**Task details**
From the entries provided below, copy each line that contains the word "with".

**Data extracted from a collection**
--*--
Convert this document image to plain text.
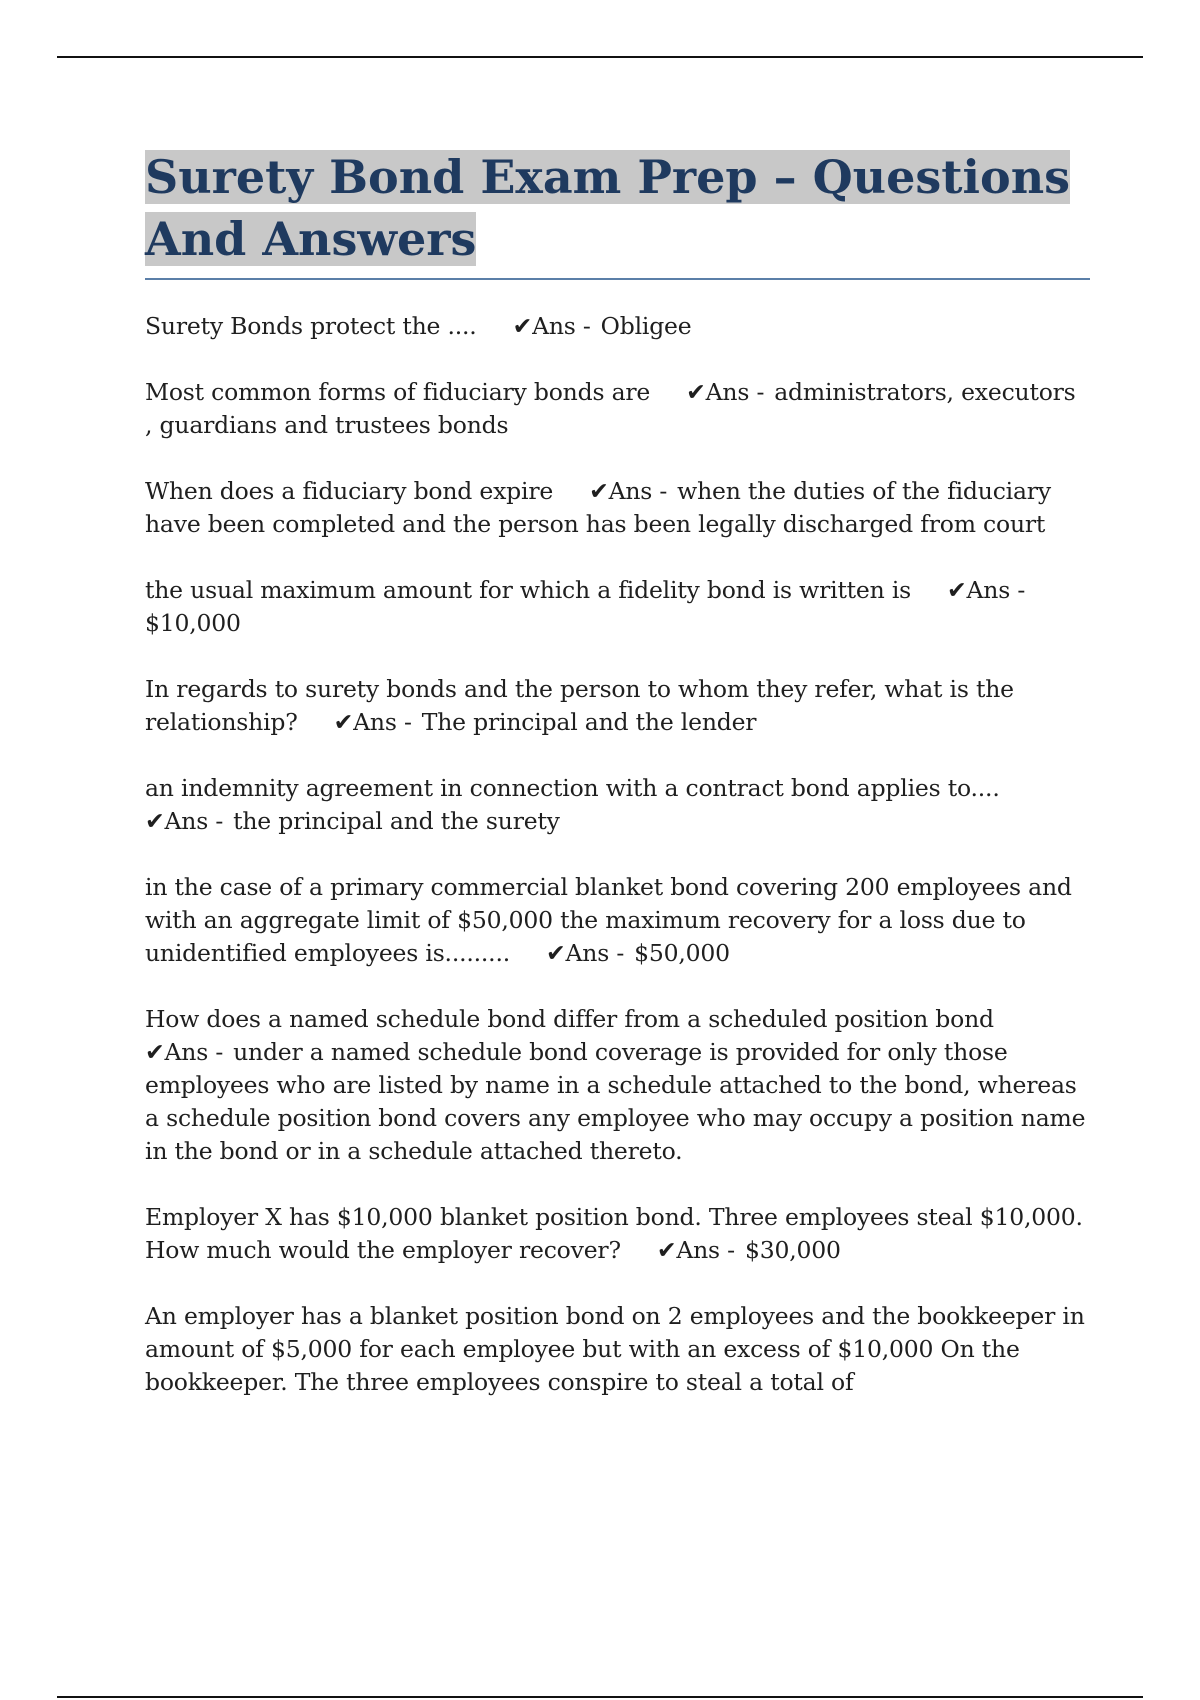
Surety Bond Exam Prep – Questions And Answers

Surety Bonds protect the .... ✔Ans - Obligee

Most common forms of fiduciary bonds are ✔Ans - administrators, executors , guardians and trustees bonds

When does a fiduciary bond expire ✔Ans - when the duties of the fiduciary have been completed and the person has been legally discharged from court

the usual maximum amount for which a fidelity bond is written is ✔Ans -$10,000

In regards to surety bonds and the person to whom they refer, what is the relationship? ✔Ans - The principal and the lender

an indemnity agreement in connection with a contract bond applies to....✔Ans - the principal and the surety

in the case of a primary commercial blanket bond covering 200 employees and with an aggregate limit of $50,000 the maximum recovery for a loss due to unidentified employees is......... ✔Ans - $50,000

How does a named schedule bond differ from a scheduled position bond✔Ans - under a named schedule bond coverage is provided for only those employees who are listed by name in a schedule attached to the bond, whereas a schedule position bond covers any employee who may occupy a position name in the bond or in a schedule attached thereto.

Employer X has $10,000 blanket position bond. Three employees steal $10,000. How much would the employer recover? ✔Ans - $30,000

An employer has a blanket position bond on 2 employees and the bookkeeper in amount of $5,000 for each employee but with an excess of $10,000 On the bookkeeper. The three employees conspire to steal a total of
--*--
**Response for this exercise**
an indemnity agreement in connection with a contract bond applies to....✔Ans - the principal and the surety
in the case of a primary commercial blanket bond covering 200 employees and with an aggregate limit of $50,000 the maximum recovery for a loss due to unidentified employees is......... ✔Ans - $50,000
An employer has a blanket position bond on 2 employees and the bookkeeper in amount of $5,000 for each employee but with an excess of $10,000 On the bookkeeper. The three employees conspire to steal a total of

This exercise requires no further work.